[Extracted data entries]
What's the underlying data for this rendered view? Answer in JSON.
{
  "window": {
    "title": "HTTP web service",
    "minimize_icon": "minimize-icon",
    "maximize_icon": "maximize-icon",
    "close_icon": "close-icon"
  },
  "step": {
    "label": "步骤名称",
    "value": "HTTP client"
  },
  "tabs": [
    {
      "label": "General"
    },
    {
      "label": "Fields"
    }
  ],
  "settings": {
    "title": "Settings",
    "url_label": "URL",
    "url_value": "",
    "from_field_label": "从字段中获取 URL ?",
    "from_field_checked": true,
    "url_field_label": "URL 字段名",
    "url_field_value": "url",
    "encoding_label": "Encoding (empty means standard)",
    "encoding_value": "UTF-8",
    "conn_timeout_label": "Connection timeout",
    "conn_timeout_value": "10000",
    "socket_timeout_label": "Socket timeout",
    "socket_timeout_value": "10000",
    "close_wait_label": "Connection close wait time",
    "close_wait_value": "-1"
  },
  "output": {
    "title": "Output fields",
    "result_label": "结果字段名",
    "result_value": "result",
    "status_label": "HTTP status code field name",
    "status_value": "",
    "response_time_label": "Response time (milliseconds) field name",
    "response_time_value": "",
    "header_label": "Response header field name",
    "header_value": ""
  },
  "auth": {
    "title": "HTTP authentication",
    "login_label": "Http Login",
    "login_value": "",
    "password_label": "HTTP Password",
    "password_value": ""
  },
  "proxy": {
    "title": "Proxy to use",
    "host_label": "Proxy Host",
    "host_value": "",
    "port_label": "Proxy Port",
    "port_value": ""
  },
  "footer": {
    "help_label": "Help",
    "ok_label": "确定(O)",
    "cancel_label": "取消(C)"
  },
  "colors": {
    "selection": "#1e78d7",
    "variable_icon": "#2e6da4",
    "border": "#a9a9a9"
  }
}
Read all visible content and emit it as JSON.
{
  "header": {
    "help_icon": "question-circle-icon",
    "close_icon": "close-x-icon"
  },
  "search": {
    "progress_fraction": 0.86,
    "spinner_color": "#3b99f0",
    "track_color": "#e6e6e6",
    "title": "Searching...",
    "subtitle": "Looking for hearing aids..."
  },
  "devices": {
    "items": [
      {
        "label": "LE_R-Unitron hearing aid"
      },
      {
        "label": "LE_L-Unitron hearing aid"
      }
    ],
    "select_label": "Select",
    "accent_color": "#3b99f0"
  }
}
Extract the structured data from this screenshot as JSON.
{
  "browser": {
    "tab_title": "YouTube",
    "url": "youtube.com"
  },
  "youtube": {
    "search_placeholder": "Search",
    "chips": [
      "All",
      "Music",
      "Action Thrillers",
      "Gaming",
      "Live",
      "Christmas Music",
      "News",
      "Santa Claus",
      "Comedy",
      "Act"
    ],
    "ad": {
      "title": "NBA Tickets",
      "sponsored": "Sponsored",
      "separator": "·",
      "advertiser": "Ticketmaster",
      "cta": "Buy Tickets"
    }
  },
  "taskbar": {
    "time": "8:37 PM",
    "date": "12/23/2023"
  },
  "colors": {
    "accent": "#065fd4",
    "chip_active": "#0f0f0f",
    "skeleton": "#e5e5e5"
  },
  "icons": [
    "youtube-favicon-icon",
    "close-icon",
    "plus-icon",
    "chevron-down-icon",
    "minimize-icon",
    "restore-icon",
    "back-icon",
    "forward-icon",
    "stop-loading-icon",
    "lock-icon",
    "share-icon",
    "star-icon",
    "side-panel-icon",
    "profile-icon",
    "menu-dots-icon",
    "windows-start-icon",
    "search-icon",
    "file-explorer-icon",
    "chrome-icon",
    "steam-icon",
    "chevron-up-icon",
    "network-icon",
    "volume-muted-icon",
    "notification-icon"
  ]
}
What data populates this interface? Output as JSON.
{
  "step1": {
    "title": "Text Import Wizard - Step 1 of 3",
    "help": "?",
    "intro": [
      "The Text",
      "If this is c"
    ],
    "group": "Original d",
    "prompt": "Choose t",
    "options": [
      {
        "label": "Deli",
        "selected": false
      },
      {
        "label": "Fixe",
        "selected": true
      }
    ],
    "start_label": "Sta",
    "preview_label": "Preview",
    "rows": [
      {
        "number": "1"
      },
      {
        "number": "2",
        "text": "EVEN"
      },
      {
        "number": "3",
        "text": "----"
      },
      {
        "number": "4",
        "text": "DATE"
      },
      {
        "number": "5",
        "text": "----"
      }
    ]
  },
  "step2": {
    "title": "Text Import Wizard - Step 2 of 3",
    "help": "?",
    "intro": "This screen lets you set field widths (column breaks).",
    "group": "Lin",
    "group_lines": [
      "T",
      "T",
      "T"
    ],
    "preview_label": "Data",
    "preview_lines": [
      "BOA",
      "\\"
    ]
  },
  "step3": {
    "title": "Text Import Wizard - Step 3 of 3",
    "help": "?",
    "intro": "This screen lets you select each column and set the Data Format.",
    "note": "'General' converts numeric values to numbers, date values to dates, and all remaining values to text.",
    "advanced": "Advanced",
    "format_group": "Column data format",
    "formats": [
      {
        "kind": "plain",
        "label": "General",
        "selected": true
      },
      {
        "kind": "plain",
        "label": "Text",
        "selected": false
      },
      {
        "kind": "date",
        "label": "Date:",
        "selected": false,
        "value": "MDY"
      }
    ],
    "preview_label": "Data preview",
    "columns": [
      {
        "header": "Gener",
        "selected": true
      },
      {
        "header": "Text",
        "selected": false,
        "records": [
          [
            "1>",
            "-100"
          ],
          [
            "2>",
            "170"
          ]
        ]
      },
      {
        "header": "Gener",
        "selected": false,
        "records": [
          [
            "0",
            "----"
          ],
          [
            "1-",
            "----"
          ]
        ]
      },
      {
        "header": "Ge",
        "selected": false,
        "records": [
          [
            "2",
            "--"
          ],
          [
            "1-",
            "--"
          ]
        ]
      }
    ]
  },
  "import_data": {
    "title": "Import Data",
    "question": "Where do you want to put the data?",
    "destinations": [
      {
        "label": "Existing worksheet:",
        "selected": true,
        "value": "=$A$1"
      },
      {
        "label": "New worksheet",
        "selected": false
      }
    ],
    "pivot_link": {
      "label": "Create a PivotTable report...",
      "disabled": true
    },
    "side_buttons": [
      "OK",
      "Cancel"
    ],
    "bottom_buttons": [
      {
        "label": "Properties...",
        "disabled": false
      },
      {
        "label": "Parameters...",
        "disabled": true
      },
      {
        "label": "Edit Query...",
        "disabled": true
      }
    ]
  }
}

#### [What you need to do]
Return every line exactly.

#### [Reply to the exercise]
What's the underlying data for this rendered view? Answer in JSON.
{
  "window": {
    "title": "HTTP web service",
    "minimize_icon": "minimize-icon",
    "maximize_icon": "maximize-icon",
    "close_icon": "close-icon"
  },
  "step": {
    "label": "步骤名称",
    "value": "HTTP client"
  },
  "tabs": [
    {
      "label": "General"
    },
    {
      "label": "Fields"
    }
  ],
  "settings": {
    "title": "Settings",
    "url_label": "URL",
    "url_value": "",
    "from_field_label": "从字段中获取 URL ?",
    "from_field_checked": true,
    "url_field_label": "URL 字段名",
    "url_field_value": "url",
    "encoding_label": "Encoding (empty means standard)",
    "encoding_value": "UTF-8",
    "conn_timeout_label": "Connection timeout",
    "conn_timeout_value": "10000",
    "socket_timeout_label": "Socket timeout",
    "socket_timeout_value": "10000",
    "close_wait_label": "Connection close wait time",
    "close_wait_value": "-1"
  },
  "output": {
    "title": "Output fields",
    "result_label": "结果字段名",
    "result_value": "result",
    "status_label": "HTTP status code field name",
    "status_value": "",
    "response_time_label": "Response time (milliseconds) field name",
    "response_time_value": "",
    "header_label": "Response header field name",
    "header_value": ""
  },
  "auth": {
    "title": "HTTP authentication",
    "login_label": "Http Login",
    "login_value": "",
    "password_label": "HTTP Password",
    "password_value": ""
  },
  "proxy": {
    "title": "Proxy to use",
    "host_label": "Proxy Host",
    "host_value": "",
    "port_label": "Proxy Port",
    "port_value": ""
  },
  "footer": {
    "help_label": "Help",
    "ok_label": "确定(O)",
    "cancel_label": "取消(C)"
  },
  "colors": {
    "selection": "#1e78d7",
    "variable_icon": "#2e6da4",
    "border": "#a9a9a9"
  }
}
Read all visible content and emit it as JSON.
{
  "header": {
    "help_icon": "question-circle-icon",
    "close_icon": "close-x-icon"
  },
  "search": {
    "progress_fraction": 0.86,
    "spinner_color": "#3b99f0",
    "track_color": "#e6e6e6",
    "title": "Searching...",
    "subtitle": "Looking for hearing aids..."
  },
  "devices": {
    "items": [
      {
        "label": "LE_R-Unitron hearing aid"
      },
      {
        "label": "LE_L-Unitron hearing aid"
      }
    ],
    "select_label": "Select",
    "accent_color": "#3b99f0"
  }
}
Extract the structured data from this screenshot as JSON.
{
  "browser": {
    "tab_title": "YouTube",
    "url": "youtube.com"
  },
  "youtube": {
    "search_placeholder": "Search",
    "chips": [
      "All",
      "Music",
      "Action Thrillers",
      "Gaming",
      "Live",
      "Christmas Music",
      "News",
      "Santa Claus",
      "Comedy",
      "Act"
    ],
    "ad": {
      "title": "NBA Tickets",
      "sponsored": "Sponsored",
      "separator": "·",
      "advertiser": "Ticketmaster",
      "cta": "Buy Tickets"
    }
  },
  "taskbar": {
    "time": "8:37 PM",
    "date": "12/23/2023"
  },
  "colors": {
    "accent": "#065fd4",
    "chip_active": "#0f0f0f",
    "skeleton": "#e5e5e5"
  },
  "icons": [
    "youtube-favicon-icon",
    "close-icon",
    "plus-icon",
    "chevron-down-icon",
    "minimize-icon",
    "restore-icon",
    "back-icon",
    "forward-icon",
    "stop-loading-icon",
    "lock-icon",
    "share-icon",
    "star-icon",
    "side-panel-icon",
    "profile-icon",
    "menu-dots-icon",
    "windows-start-icon",
    "search-icon",
    "file-explorer-icon",
    "chrome-icon",
    "steam-icon",
    "chevron-up-icon",
    "network-icon",
    "volume-muted-icon",
    "notification-icon"
  ]
}
What data populates this interface? Output as JSON.
{
  "step1": {
    "title": "Text Import Wizard - Step 1 of 3",
    "help": "?",
    "intro": [
      "The Text",
      "If this is c"
    ],
    "group": "Original d",
    "prompt": "Choose t",
    "options": [
      {
        "label": "Deli",
        "selected": false
      },
      {
        "label": "Fixe",
        "selected": true
      }
    ],
    "start_label": "Sta",
    "preview_label": "Preview",
    "rows": [
      {
        "number": "1"
      },
      {
        "number": "2",
        "text": "EVEN"
      },
      {
        "number": "3",
        "text": "----"
      },
      {
        "number": "4",
        "text": "DATE"
      },
      {
        "number": "5",
        "text": "----"
      }
    ]
  },
  "step2": {
    "title": "Text Import Wizard - Step 2 of 3",
    "help": "?",
    "intro": "This screen lets you set field widths (column breaks).",
    "group": "Lin",
    "group_lines": [
      "T",
      "T",
      "T"
    ],
    "preview_label": "Data",
    "preview_lines": [
      "BOA",
      "\\"
    ]
  },
  "step3": {
    "title": "Text Import Wizard - Step 3 of 3",
    "help": "?",
    "intro": "This screen lets you select each column and set the Data Format.",
    "note": "'General' converts numeric values to numbers, date values to dates, and all remaining values to text.",
    "advanced": "Advanced",
    "format_group": "Column data format",
    "formats": [
      {
        "kind": "plain",
        "label": "General",
        "selected": true
      },
      {
        "kind": "plain",
        "label": "Text",
        "selected": false
      },
      {
        "kind": "date",
        "label": "Date:",
        "selected": false,
        "value": "MDY"
      }
    ],
    "preview_label": "Data preview",
    "columns": [
      {
        "header": "Gener",
        "selected": true
      },
      {
        "header": "Text",
        "selected": false,
        "records": [
          [
            "1>",
            "-100"
          ],
          [
            "2>",
            "170"
          ]
        ]
      },
      {
        "header": "Gener",
        "selected": false,
        "records": [
          [
            "0",
            "----"
          ],
          [
            "1-",
            "----"
          ]
        ]
      },
      {
        "header": "Ge",
        "selected": false,
        "records": [
          [
            "2",
            "--"
          ],
          [
            "1-",
            "--"
          ]
        ]
      }
    ]
  },
  "import_data": {
    "title": "Import Data",
    "question": "Where do you want to put the data?",
    "destinations": [
      {
        "label": "Existing worksheet:",
        "selected": true,
        "value": "=$A$1"
      },
      {
        "label": "New worksheet",
        "selected": false
      }
    ],
    "pivot_link": {
      "label": "Create a PivotTable report...",
      "disabled": true
    },
    "side_buttons": [
      "OK",
      "Cancel"
    ],
    "bottom_buttons": [
      {
        "label": "Properties...",
        "disabled": false
      },
      {
        "label": "Parameters...",
        "disabled": true
      },
      {
        "label": "Edit Query...",
        "disabled": true
      }
    ]
  }
}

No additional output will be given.